Problems to work on →
(1) In the discussion of parametric modeling, list each distinct phrase that appears inside double quotation marks.
(2) Carry on the discussion of parametric modeling from its last sentence.

Winners don't fight. At work, winners generate profit.
That's good. I am advising a level head, with clear statements like your reply post here. Have historical evidence, procedures, and proposals, not arguments. Make it clear that your intent is to solve problems, not cause them. Your reply here assures me more that you are interested in solutions, not the engagement.
Work is neither social media nor politics.
Situations like the one I mentioned above are good examples to show them that what I want to do works and saves the company money. They have a hard time seeing the benefit of modeling "the hard way" (i.e. parametric) versus doing it "the easy way" (i.e. static) They (being upper management) see me as being confrontational and difficult to work with only because I don't/won't tell them what they want to hear. I don't automatically side with them because I like to see things from every angle and make the best choice for the company as a whole. My decisions and choices will not usually offer a huge savings or profit up front, but over time we will reap the rewards.
Another example is when we have to re-use a design by making it wider, or taller, or longer to sell it as an option. I model everything parametrically so when I have to do this it takes me all of 10-15 minutes to have a new model and drawing to go along with it. Everyone else has been building their models statically so they have to manually change every part and feature when a change is needed. It usually takes them about as long as it took for the initial model to be made. It may have taken me a few extra hours to add the parametric abilities up front, but we save hours upon hours every time we made a derivative version. They don't see that and say things like "maybe we don't need everything to be parametric."
Bill Lacey wrote:
. It may have taken me a few extra hours to add the parametric abilities up front, but we save hours upon hours every time we made a derivative version. They don't see that and say things like "maybe we don't need everything to be parametric."
That makes me thankful for the people I work for. It took them a little bit to see into how I work on a project and now there is no question, everything is parametric.... We work a lot with Interior Designers which can take a project to the next level of changes, somehow between the end customer and the Designer, they can come up with a lot of changes...
One of our biggest clients would design their new locations to fit within existing structures. They were allowed to measure the existing spaces and make their initial architectural drawings but they weren't able to demo anything until the permits had been issued. Because of this, we never knew what we were going to have to work with once they cracked that shell. It was the proverbial "Pandora's Box" on every project. Therefore, we had to be able to adjust on the fly and still maintain accuracy. Everything was parametric and it saved us hundreds of thousands of dollars.

[Entries taken from a collection]
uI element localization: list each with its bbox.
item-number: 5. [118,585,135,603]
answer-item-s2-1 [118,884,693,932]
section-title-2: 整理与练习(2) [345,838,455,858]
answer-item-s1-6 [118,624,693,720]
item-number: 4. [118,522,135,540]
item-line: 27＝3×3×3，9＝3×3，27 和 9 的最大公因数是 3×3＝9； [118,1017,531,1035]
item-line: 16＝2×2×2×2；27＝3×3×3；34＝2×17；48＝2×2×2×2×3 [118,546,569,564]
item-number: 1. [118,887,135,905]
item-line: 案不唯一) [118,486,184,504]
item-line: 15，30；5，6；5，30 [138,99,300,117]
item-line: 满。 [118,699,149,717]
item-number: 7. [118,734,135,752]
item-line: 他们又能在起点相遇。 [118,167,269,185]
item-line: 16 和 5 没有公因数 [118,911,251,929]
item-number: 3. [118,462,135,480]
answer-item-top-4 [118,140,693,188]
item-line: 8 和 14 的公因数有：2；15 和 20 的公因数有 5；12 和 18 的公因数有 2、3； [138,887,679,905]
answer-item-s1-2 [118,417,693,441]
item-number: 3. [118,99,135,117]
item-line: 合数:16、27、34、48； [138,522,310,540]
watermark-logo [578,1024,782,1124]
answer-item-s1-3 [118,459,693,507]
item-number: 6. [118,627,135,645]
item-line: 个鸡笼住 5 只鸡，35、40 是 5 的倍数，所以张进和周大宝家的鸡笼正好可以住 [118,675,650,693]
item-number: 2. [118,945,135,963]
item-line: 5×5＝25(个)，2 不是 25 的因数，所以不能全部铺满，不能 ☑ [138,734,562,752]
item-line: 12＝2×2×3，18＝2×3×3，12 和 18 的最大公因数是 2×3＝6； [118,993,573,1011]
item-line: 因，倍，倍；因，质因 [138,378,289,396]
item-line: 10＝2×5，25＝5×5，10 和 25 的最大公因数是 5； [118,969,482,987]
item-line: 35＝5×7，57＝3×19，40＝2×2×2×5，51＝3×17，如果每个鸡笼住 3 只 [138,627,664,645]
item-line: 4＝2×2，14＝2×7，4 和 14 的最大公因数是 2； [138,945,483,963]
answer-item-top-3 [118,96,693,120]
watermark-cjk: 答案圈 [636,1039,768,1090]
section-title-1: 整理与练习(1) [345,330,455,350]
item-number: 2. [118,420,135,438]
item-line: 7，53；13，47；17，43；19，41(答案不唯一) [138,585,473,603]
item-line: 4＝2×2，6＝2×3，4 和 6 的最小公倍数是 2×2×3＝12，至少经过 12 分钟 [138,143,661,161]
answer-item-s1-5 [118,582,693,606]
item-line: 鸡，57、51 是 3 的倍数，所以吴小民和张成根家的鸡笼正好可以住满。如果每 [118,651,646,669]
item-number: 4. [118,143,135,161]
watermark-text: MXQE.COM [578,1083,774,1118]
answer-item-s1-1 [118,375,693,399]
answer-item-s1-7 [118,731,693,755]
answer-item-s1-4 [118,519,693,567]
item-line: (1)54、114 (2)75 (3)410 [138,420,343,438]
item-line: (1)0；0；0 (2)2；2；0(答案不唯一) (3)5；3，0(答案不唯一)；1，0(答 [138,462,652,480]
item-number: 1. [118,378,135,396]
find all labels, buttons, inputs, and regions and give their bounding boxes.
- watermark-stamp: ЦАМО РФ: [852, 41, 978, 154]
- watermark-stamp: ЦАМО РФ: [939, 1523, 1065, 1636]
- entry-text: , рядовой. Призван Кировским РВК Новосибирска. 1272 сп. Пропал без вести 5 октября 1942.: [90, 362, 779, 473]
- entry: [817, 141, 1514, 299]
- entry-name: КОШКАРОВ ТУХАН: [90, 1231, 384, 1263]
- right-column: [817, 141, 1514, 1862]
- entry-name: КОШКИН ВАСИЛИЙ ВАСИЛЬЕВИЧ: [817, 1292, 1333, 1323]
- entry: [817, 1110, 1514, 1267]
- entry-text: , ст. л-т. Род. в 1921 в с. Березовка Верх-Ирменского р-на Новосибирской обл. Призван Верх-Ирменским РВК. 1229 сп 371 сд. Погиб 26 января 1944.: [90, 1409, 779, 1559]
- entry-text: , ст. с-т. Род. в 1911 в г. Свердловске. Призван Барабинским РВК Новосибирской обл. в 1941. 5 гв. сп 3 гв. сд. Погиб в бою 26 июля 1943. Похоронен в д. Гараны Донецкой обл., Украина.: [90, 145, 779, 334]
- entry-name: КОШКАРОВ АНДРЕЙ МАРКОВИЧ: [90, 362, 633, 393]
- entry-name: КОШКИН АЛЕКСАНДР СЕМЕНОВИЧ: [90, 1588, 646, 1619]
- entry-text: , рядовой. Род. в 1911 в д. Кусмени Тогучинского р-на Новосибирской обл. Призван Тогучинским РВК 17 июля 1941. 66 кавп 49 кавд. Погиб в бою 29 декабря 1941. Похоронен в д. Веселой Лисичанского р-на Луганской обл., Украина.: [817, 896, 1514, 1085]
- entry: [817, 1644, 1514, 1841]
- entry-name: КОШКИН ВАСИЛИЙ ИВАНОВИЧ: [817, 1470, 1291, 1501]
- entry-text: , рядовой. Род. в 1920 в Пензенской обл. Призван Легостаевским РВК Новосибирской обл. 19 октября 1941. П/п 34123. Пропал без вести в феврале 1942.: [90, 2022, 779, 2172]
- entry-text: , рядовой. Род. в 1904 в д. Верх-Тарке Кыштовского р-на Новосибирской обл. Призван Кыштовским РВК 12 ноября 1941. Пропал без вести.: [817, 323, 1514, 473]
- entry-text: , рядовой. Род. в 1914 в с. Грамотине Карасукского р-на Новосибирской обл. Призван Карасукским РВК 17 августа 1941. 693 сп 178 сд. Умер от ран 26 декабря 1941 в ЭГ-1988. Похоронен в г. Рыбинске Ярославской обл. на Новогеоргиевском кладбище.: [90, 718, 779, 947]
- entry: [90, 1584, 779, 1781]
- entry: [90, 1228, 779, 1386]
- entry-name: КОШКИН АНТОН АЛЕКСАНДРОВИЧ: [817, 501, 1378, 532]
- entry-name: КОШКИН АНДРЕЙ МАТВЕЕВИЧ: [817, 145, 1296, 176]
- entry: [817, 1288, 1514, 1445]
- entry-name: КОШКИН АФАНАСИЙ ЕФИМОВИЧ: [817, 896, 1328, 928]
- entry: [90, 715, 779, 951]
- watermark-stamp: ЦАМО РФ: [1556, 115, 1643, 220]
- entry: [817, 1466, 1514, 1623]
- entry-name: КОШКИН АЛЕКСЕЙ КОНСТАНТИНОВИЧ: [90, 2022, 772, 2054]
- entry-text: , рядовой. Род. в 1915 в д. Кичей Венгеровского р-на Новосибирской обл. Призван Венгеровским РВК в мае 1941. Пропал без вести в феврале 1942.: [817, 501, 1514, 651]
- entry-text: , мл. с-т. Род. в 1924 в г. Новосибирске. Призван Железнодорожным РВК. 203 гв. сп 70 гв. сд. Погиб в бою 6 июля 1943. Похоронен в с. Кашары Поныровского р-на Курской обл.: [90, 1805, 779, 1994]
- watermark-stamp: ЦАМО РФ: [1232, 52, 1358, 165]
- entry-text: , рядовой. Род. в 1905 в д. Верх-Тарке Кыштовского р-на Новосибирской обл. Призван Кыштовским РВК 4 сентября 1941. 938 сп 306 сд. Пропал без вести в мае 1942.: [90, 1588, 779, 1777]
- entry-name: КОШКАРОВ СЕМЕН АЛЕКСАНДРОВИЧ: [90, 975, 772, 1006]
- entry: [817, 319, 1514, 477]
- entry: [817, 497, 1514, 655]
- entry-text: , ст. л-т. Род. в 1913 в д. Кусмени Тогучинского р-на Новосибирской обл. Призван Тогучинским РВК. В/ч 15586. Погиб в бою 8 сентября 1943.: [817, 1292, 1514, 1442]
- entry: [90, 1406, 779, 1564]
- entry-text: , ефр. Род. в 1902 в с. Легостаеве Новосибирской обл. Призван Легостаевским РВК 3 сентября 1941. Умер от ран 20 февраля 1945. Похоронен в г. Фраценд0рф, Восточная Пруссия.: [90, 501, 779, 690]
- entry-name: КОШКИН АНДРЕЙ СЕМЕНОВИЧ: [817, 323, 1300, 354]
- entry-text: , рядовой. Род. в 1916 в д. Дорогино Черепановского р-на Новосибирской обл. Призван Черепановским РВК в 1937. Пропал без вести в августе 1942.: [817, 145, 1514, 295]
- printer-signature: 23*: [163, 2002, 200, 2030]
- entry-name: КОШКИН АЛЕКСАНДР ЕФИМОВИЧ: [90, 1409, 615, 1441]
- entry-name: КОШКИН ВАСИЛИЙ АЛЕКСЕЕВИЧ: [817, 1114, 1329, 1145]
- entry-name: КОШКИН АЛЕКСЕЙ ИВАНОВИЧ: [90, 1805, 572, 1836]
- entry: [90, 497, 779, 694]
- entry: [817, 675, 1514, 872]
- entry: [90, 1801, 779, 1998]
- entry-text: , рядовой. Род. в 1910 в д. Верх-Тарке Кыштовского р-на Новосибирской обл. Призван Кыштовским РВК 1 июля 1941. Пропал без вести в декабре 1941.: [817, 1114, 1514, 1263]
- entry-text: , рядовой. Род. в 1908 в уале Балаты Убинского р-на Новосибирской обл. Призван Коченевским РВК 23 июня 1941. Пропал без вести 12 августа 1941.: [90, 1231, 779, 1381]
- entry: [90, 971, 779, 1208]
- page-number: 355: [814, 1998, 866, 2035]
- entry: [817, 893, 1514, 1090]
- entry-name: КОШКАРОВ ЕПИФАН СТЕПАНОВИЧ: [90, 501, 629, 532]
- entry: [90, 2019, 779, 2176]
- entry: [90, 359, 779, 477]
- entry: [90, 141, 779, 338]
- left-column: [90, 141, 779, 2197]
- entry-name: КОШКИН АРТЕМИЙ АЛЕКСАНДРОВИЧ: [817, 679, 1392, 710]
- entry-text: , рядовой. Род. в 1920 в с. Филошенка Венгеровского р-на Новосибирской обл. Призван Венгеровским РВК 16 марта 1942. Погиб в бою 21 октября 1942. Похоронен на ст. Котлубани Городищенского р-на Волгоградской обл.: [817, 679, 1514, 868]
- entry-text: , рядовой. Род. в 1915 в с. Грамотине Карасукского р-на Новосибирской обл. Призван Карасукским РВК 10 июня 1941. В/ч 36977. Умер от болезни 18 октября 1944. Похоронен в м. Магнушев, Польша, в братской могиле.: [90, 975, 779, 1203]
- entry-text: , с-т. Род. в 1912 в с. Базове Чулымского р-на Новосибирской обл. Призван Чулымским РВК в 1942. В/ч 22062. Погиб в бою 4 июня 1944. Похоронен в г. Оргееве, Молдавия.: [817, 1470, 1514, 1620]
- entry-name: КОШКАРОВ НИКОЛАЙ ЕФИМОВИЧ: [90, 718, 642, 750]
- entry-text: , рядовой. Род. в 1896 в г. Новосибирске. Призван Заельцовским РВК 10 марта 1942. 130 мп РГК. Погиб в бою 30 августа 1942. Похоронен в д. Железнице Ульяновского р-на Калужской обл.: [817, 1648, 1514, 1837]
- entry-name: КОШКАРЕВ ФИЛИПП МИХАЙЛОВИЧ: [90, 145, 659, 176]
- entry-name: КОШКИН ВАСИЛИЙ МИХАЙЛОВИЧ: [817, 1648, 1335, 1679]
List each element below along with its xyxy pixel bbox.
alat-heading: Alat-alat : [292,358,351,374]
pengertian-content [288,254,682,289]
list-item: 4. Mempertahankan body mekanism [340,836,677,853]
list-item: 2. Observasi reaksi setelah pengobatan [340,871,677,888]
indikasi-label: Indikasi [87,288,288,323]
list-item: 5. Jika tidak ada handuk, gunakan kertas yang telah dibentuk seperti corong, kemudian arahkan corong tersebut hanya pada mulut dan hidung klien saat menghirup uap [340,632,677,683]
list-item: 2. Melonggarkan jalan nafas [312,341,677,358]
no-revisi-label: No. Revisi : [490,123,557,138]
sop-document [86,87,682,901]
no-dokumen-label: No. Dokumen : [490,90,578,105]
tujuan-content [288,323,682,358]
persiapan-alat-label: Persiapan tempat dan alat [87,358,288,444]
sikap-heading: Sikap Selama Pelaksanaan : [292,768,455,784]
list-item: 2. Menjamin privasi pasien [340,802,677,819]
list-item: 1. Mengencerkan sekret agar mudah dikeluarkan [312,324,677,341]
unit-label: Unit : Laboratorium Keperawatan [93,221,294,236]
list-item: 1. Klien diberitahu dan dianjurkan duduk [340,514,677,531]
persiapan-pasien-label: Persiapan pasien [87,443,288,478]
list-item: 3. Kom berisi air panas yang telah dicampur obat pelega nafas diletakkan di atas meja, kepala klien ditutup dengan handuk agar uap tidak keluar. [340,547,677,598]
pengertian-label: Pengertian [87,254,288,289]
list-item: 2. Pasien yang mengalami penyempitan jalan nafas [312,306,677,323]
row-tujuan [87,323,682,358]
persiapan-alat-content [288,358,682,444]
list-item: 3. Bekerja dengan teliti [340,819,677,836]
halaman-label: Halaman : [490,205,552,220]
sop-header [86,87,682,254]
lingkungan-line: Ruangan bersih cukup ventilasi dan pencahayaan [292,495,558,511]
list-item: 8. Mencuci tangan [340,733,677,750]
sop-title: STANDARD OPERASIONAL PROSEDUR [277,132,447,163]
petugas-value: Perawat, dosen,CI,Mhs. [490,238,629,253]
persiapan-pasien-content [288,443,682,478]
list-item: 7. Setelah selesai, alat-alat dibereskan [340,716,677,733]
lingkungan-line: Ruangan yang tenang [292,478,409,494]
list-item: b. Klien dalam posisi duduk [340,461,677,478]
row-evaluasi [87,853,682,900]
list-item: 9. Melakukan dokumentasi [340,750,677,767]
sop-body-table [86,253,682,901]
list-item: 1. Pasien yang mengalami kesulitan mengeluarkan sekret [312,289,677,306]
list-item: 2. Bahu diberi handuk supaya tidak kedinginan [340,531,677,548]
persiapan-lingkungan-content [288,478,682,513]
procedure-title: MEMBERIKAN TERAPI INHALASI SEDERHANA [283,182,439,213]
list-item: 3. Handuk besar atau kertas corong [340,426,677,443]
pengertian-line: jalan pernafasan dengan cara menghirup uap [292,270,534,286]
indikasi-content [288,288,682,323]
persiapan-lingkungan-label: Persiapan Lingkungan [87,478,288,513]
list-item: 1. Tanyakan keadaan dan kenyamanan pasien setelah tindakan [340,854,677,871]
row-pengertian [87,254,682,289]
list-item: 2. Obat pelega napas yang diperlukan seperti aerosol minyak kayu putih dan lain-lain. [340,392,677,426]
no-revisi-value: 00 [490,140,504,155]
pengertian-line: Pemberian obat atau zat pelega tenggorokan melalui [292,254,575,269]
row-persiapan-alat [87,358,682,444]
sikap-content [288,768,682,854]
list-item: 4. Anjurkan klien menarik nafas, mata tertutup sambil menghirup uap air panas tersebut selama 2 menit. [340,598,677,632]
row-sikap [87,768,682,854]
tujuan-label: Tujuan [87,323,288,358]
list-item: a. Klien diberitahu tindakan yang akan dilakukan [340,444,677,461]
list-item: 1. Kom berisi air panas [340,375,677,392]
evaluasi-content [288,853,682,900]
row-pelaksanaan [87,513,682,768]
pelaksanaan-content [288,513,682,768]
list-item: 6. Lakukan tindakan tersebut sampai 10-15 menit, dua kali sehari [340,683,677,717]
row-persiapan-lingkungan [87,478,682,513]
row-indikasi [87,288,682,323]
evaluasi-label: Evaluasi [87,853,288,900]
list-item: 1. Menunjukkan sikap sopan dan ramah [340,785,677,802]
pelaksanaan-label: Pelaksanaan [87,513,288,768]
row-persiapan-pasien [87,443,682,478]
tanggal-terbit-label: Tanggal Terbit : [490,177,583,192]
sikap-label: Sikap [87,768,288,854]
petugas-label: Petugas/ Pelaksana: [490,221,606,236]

Outputs for the tasks →
(1)
- "the hard way"
- "the easy way"
- "maybe we don't need everything to be parametric."
- "Pandora's Box"

(2)
Everyone stayed out of our way and just let the "magic" happen without questioning it. They didn't know how we did what we did. Now they are starting to see what it takes and they think it's too complicated. In reality, they are just too lazy to understand it.
Unfortunately, we work for corporate America. It's their ball, their bat and their ball field. We either play by their rules or go find another team to play for. Pick and choose your battles wisely. You may win the battle, but still get fired in the end for ticking off the wrong person. I'm not advocating that you just let someone walk all over you but, you need to CYOA (cover you own a**) in such a fashion that no one in management can point their finger back at you for their poor decisions. With todays technology, emails stating your insight and warnings of pending failures in situations such as you have mentioned is a good way to CYOA. Carbon copy several different people when sending out emails. This way no one can deny that such a warning was sent. Don't ever delete someone's response. Make a folder inside of Outlook and store their responses the folder with their name on it.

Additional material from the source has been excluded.